Studio album by Mary Coughlan
- Released: 1987
- Studio: Lansdowne Studios, Dublin, Ireland
- Length: 49:46
- Label: Warner Music
- Producer: Eric Visser

Mary Coughlan chronology
| Tired and Emotional (1985) | Under the Influence (1987) | Uncertain Pleasures (1990) |

= Under the Influence (Mary Coughlan album) =

Under the Influence is the second album by Irish singer Mary Coughlan. It was first released in 1987 by Warner Music (at the time called WEA).

==Reception==
The album received a 4 and a half star rating on AllMusic. The single "Ride On" reached number 5 on the Irish Pop Charts in 1987.

DATA SEGMENT:

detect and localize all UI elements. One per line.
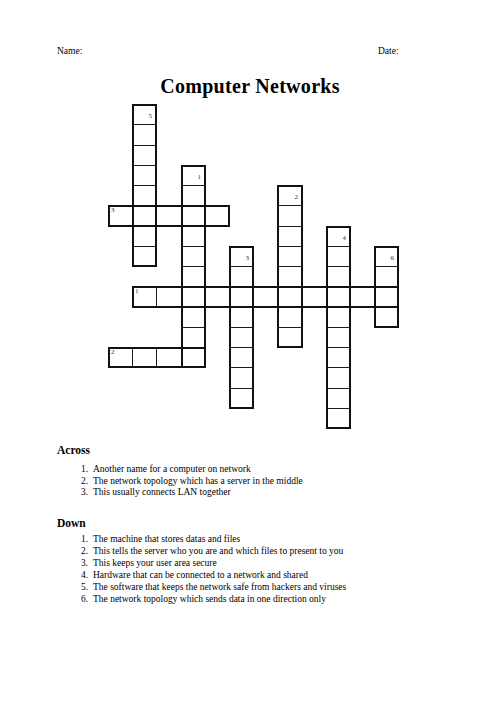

COMPLETE THE FOLLOWING:
A – According to the album page, at which studio was Under the Influence recorded?
B – Copy the stretch of the album page from "Mary Coughlan chronology" through "Charts in 1987.".

TASK-BY-TASK SOLUTIONS:
A – Lansdowne Studios, Dublin, Ireland

B –
Mary Coughlan chronology
| Tired and Emotional (1985) | Under the Influence (1987) | Uncertain Pleasures (1990) |

= Under the Influence (Mary Coughlan album) =

Under the Influence is the second album by Irish singer Mary Coughlan. It was first released in 1987 by Warner Music (at the time called WEA).

==Reception==
The album received a 4 and a half star rating on AllMusic. The single "Ride On" reached number 5 on the Irish Pop Charts in 1987.